-- START --

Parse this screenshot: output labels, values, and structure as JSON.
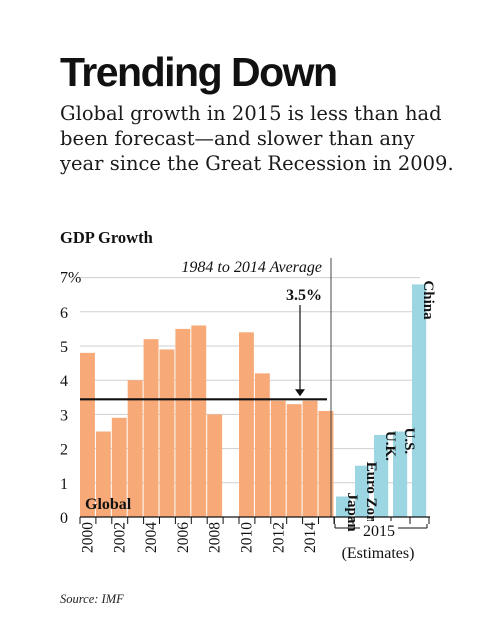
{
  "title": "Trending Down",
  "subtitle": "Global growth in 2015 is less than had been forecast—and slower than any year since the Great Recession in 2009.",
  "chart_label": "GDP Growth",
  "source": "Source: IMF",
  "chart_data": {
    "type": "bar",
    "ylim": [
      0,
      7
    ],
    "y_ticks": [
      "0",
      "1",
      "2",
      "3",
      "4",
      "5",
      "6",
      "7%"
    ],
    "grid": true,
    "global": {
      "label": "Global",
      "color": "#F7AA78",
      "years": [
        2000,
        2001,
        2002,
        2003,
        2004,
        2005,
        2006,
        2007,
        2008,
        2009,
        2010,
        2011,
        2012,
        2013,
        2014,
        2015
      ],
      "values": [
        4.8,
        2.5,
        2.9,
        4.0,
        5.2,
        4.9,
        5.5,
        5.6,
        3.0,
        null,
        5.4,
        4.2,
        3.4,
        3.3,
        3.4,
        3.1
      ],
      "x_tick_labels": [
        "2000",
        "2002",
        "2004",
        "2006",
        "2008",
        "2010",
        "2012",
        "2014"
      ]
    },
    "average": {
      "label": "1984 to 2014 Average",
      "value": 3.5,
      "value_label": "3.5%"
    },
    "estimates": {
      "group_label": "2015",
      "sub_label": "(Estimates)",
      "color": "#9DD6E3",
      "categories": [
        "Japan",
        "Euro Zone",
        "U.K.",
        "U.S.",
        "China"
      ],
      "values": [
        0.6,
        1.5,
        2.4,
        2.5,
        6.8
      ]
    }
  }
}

-- END --

(What to work on) Give back every line exactly as it stands, pictures excluded.

(Reply to the exercise)
Parse this screenshot: output labels, values, and structure as JSON.
{
  "title": "Trending Down",
  "subtitle": "Global growth in 2015 is less than had been forecast—and slower than any year since the Great Recession in 2009.",
  "chart_label": "GDP Growth",
  "source": "Source: IMF",
  "chart_data": {
    "type": "bar",
    "ylim": [
      0,
      7
    ],
    "y_ticks": [
      "0",
      "1",
      "2",
      "3",
      "4",
      "5",
      "6",
      "7%"
    ],
    "grid": true,
    "global": {
      "label": "Global",
      "color": "#F7AA78",
      "years": [
        2000,
        2001,
        2002,
        2003,
        2004,
        2005,
        2006,
        2007,
        2008,
        2009,
        2010,
        2011,
        2012,
        2013,
        2014,
        2015
      ],
      "values": [
        4.8,
        2.5,
        2.9,
        4.0,
        5.2,
        4.9,
        5.5,
        5.6,
        3.0,
        null,
        5.4,
        4.2,
        3.4,
        3.3,
        3.4,
        3.1
      ],
      "x_tick_labels": [
        "2000",
        "2002",
        "2004",
        "2006",
        "2008",
        "2010",
        "2012",
        "2014"
      ]
    },
    "average": {
      "label": "1984 to 2014 Average",
      "value": 3.5,
      "value_label": "3.5%"
    },
    "estimates": {
      "group_label": "2015",
      "sub_label": "(Estimates)",
      "color": "#9DD6E3",
      "categories": [
        "Japan",
        "Euro Zone",
        "U.K.",
        "U.S.",
        "China"
      ],
      "values": [
        0.6,
        1.5,
        2.4,
        2.5,
        6.8
      ]
    }
  }
}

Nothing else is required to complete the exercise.